+++ Recorded data

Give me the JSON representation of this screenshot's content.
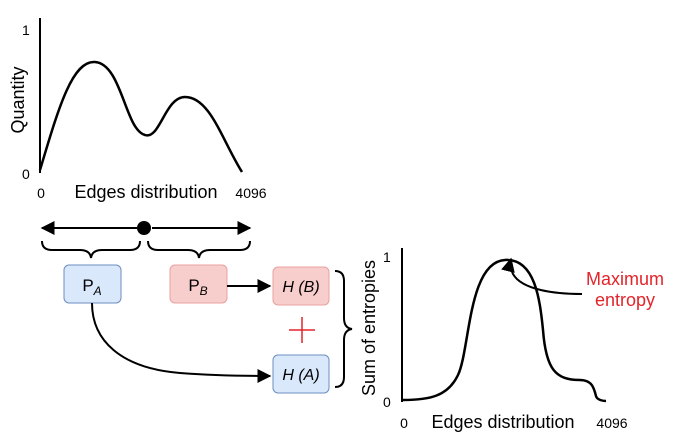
{
  "top_plot": {
    "y_tick_top": "1",
    "y_tick_bottom": "0",
    "y_label": "Quantity",
    "x_tick_left": "0",
    "x_tick_right": "4096",
    "x_label": "Edges distribution"
  },
  "nodes": {
    "pa_base": "P",
    "pa_sub": "A",
    "pb_base": "P",
    "pb_sub": "B",
    "hb": "H (B)",
    "ha": "H (A)",
    "plus": "+"
  },
  "bottom_plot": {
    "y_label": "Sum of entropies",
    "y_tick_top": "1",
    "y_tick_bottom": "0",
    "x_tick_left": "0",
    "x_tick_right": "4096",
    "x_label": "Edges distribution",
    "annotation_line1": "Maximum",
    "annotation_line2": "entropy"
  },
  "colors": {
    "pa_fill": "#dae8fc",
    "pa_stroke": "#6c8ebf",
    "pb_fill": "#f8cecc",
    "pb_stroke": "#e8a29f",
    "accent_red": "#e3242b"
  }
}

++++++

Goal ->
Copy out all of the material exactly as written, without its pictures.

Reply to the exercise ->
Give me the JSON representation of this screenshot's content.
{
  "top_plot": {
    "y_tick_top": "1",
    "y_tick_bottom": "0",
    "y_label": "Quantity",
    "x_tick_left": "0",
    "x_tick_right": "4096",
    "x_label": "Edges distribution"
  },
  "nodes": {
    "pa_base": "P",
    "pa_sub": "A",
    "pb_base": "P",
    "pb_sub": "B",
    "hb": "H (B)",
    "ha": "H (A)",
    "plus": "+"
  },
  "bottom_plot": {
    "y_label": "Sum of entropies",
    "y_tick_top": "1",
    "y_tick_bottom": "0",
    "x_tick_left": "0",
    "x_tick_right": "4096",
    "x_label": "Edges distribution",
    "annotation_line1": "Maximum",
    "annotation_line2": "entropy"
  },
  "colors": {
    "pa_fill": "#dae8fc",
    "pa_stroke": "#6c8ebf",
    "pb_fill": "#f8cecc",
    "pb_stroke": "#e8a29f",
    "accent_red": "#e3242b"
  }
}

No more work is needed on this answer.